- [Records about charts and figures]
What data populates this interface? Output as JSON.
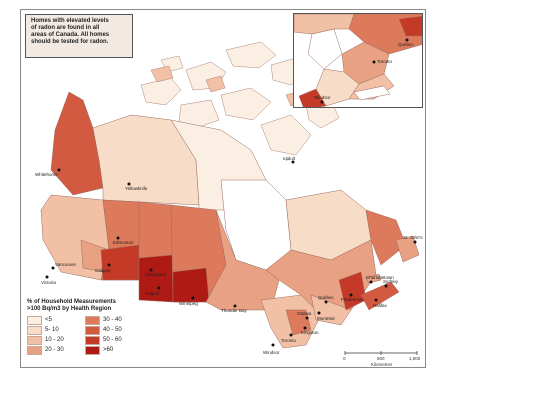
{
  "note": {
    "lines": [
      "Homes with elevated levels",
      "of radon are found in all",
      "areas of Canada. All homes",
      "should be tested for radon."
    ]
  },
  "legend": {
    "title_lines": [
      "% of Household Measurements",
      ">100 Bq/m3 by Health Region"
    ],
    "items": [
      {
        "label": "<5",
        "color": "#fbeee2"
      },
      {
        "label": "30 - 40",
        "color": "#de7a5c"
      },
      {
        "label": "5- 10",
        "color": "#f7dcc8"
      },
      {
        "label": "40 - 50",
        "color": "#d25a40"
      },
      {
        "label": "10 - 20",
        "color": "#f1c0a5"
      },
      {
        "label": "50 - 60",
        "color": "#c43a27"
      },
      {
        "label": "20 - 30",
        "color": "#e8a183"
      },
      {
        "label": ">60",
        "color": "#b01a14"
      }
    ]
  },
  "scale": {
    "ticks": [
      "0",
      "500",
      "1,000"
    ],
    "unit": "Kilometres"
  },
  "cities": {
    "yellowknife": "Yellowknife",
    "whitehorse": "Whitehorse",
    "edmonton": "Edmonton",
    "calgary": "Calgary",
    "vancouver": "Vancouver",
    "victoria": "Victoria",
    "saskatoon": "Saskatoon",
    "regina": "Regina",
    "winnipeg": "Winnipeg",
    "thunder_bay": "Thunder Bay",
    "toronto": "Toronto",
    "ottawa": "Ottawa",
    "montreal": "Montréal",
    "quebec": "Québec",
    "fredericton": "Fredericton",
    "halifax": "Halifax",
    "charlottetown": "Charlottetown",
    "sydney": "Sydney",
    "st_johns": "St. John's",
    "windsor": "Windsor",
    "kingston": "Kingston",
    "iqaluit": "Iqaluit"
  }
}
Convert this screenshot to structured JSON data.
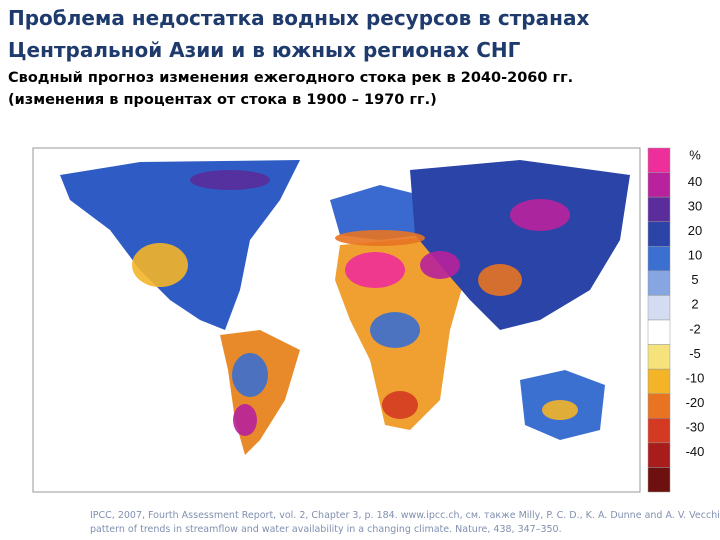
{
  "header": {
    "title": [
      "Проблема недостатка водных ресурсов в странах",
      "Центральной Азии и в южных регионах СНГ"
    ],
    "subtitle": [
      "Сводный прогноз изменения ежегодного стока рек в 2040-2060 гг.",
      "(изменения в процентах от стока в 1900 – 1970 гг.)"
    ]
  },
  "legend": {
    "unit": "%",
    "labels": [
      "40",
      "30",
      "20",
      "10",
      "5",
      "2",
      "-2",
      "-5",
      "-10",
      "-20",
      "-30",
      "-40"
    ],
    "colors": [
      "#ee2e9a",
      "#b8229c",
      "#5a2c9c",
      "#2a44a8",
      "#3b6fd0",
      "#86a6e2",
      "#d4dcf2",
      "#ffffff",
      "#f5e27a",
      "#f4b428",
      "#e87422",
      "#d43a22",
      "#a81c1c",
      "#6e1010"
    ]
  },
  "source": [
    "IPCC, 2007, Fourth Assessment Report, vol. 2, Chapter 3, p. 184. www.ipcc.ch, см. также Milly, P. C. D., K. A. Dunne and A. V. Vecchia, 2005: Global",
    "pattern of trends in streamflow and water availability in a changing climate. Nature, 438, 347–350."
  ]
}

- [What you need to do]
From the entries above, collect every line with the string "radon" in it.

- [Expected answer]
      "of radon are found in all",
      "should be tested for radon."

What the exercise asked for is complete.